The poor sap isn’t getting out alive on his own so I’ll have to come back for him later. In vanilla, you could easily think exactly that. However, no sooner have I got past the pillar than he commits suicide. I see why he did that but it won’t help him: the Flood can infect and reanimate dead bodies as well as living ones. We see the full extent of that in Halo 3. He doesn’t do that in the original however.

The horrified marine became a running gag by Halo 3: at least one marine voiced by the same guy has appeared from then on in a sorry state of some kind. In Halo 3 during the level Floodgate, he’s distraught at having to kill his friends when they get infected by the Flood, trying to console himself by saying he helped them. He then considers “helping” himself and does exactly that if you go away and come back.

In Halo 3: ODST during Uplist Reserve, a similar marine is shell shocked and being tended to by a medic in the wildlife park, comparing the Covenant to big cats and humans their prey.

In Halo Reach, New Alexandria has a skyscraper modelled after Ivory Tower in Halo 2. Another terrified and panicking marine is there on the upper level near a strange grain lift of sorts (which doesn’t work in campaign). He is similar to this one, but is instead considering deserting the UNSC as he signed on to fight the insurrection, not aliens.

Past the marine is a dead spec-ops elite by an intact glass tank and a terminal.

Oh come on! This is a duplicate of the first one! https://youtu.be/ZjAYgEWDO5Y?list=PLjpAzVTa-X3RVDMZg_6AfQItxDD_3ygqM&t=778

The first Forerunner one from before was meant to go here instead. Who is responsible for all this mess? The terminals and fuel rod cannons on the AA Wraiths better be the very first things that get fixed in the next build of SPV3: both the messed up messages and the ones that disappear if a single one in their map chunk is read. This is atrocious.

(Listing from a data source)

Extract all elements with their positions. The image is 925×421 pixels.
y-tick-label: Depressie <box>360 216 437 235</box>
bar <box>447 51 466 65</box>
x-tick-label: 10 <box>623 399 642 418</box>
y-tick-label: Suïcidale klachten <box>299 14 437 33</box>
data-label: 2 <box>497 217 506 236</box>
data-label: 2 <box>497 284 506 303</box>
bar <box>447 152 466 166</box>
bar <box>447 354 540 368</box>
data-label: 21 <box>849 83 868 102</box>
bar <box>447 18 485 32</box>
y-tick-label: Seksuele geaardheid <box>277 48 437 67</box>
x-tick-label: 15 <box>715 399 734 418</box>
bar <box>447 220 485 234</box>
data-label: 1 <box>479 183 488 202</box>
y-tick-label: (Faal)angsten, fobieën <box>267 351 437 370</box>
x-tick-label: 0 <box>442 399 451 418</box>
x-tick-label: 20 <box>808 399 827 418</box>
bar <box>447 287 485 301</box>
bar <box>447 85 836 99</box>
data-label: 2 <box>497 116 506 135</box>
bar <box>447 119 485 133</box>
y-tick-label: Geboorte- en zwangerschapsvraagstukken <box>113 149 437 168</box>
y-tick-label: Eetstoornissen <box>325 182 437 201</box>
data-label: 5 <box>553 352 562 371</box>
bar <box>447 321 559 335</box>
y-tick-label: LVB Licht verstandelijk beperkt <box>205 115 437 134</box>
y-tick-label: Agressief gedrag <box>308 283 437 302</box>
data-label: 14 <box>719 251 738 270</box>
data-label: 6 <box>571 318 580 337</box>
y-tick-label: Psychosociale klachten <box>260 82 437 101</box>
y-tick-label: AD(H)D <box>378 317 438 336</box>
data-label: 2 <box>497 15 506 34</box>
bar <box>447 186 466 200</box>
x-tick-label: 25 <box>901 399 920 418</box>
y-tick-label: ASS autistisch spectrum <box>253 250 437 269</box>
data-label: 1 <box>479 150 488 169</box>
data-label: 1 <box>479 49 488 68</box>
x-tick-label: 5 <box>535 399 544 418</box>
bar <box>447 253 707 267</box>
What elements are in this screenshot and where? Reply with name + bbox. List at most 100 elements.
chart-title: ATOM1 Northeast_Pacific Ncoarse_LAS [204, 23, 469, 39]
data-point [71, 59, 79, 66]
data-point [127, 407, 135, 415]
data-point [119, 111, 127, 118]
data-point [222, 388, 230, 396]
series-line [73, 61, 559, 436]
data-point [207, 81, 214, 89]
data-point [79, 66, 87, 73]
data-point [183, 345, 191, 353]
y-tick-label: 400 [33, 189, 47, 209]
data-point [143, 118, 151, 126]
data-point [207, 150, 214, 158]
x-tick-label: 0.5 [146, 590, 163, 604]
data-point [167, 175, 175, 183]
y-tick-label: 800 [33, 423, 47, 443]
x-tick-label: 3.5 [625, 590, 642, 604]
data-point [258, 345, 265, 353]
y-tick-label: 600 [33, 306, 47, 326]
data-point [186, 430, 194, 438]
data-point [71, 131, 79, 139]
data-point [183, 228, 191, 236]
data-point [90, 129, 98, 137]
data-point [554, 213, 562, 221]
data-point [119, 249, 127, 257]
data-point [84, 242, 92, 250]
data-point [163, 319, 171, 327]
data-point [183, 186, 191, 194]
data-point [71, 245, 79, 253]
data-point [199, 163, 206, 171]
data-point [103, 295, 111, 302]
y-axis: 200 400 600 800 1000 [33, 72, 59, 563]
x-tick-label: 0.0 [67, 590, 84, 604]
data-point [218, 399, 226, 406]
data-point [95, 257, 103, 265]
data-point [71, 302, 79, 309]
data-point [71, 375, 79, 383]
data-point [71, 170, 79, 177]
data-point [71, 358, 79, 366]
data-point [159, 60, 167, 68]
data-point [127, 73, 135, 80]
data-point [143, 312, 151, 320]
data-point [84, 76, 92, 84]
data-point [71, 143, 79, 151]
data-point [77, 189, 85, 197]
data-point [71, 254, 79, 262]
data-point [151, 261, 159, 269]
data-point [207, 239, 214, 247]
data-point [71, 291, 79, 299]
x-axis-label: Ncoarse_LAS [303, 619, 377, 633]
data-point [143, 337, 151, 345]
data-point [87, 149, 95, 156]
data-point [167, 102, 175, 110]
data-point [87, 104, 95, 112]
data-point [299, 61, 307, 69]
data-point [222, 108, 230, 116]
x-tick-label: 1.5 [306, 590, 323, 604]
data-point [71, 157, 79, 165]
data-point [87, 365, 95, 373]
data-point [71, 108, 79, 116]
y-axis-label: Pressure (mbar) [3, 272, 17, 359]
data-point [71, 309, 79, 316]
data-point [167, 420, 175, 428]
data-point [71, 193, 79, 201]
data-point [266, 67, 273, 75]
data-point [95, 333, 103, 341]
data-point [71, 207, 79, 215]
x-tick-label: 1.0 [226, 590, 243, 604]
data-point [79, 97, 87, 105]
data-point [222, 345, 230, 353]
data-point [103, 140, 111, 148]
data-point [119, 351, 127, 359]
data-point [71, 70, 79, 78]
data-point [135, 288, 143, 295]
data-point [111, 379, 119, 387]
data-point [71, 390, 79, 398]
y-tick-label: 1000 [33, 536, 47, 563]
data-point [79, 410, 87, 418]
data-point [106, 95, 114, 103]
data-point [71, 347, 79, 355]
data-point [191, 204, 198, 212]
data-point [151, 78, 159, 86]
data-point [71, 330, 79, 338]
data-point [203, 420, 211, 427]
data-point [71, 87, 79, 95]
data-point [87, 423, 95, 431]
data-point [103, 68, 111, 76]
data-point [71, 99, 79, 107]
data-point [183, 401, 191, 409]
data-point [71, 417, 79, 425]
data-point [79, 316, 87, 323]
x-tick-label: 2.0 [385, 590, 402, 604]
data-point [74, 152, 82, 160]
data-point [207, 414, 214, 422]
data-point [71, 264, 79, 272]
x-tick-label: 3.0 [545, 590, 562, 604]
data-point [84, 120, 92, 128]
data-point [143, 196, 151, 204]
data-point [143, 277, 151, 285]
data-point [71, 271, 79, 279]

### [Required tasks]
A - In the Halo commentary, what is the panicking marine in Halo Reach's New Alexandria considering doing?
B - Continue the Halo playthrough commentary from its last sentence.
This listing has no connection to the text about Halo.

### [Answer list]
A - He is considering deserting the UNSC, since he signed on to fight the insurrection, not aliens.

B -
Here’s the real one: it ended up being the first Forerunner one in SPV3.2.

This guy is supposed to be here in the vanilla game but he only appears in the next cutscene for some weird reason. The marines didn’t kill him as he and a similar elite seem to have been hosed with plasma fire. Friendly fire perhaps? Marines with Covenant weapons? Possible but neither of those fit.

Past the elite bodies is a broken balcony with a large fire behind the rubble. Unfortunately, while it does improve Halo 1′s fire effects, the basic standing fires in SPV3 except for Brute Plasma Pistol charged shots are too small and underwhelming compared to vanilla and Anniversary. Following the balcony past the intact half of the glass tank, I follow the upper portion of the square hallway back to the other room and turn on the light bridge to the other side. For some odd reason, the game refers to those smaller ones as “energy bridges” which is inconsistent.

The door on the other side has been blown open and ominous symbols that look like red, alien bullseye targets flank the door. Those are a warning. Flashing alarms are set at the top of a double ramp, one side with a dead marine, a first aid kit and the next terminal.

Actually, Mendoza’s first name is Manuel. He’s the Spanish or Mexican sounding marine with some good dialog. The next Forerunner terminal is by the window overlooking the room below.

That’s new! This isn’t good, more on that in a minute.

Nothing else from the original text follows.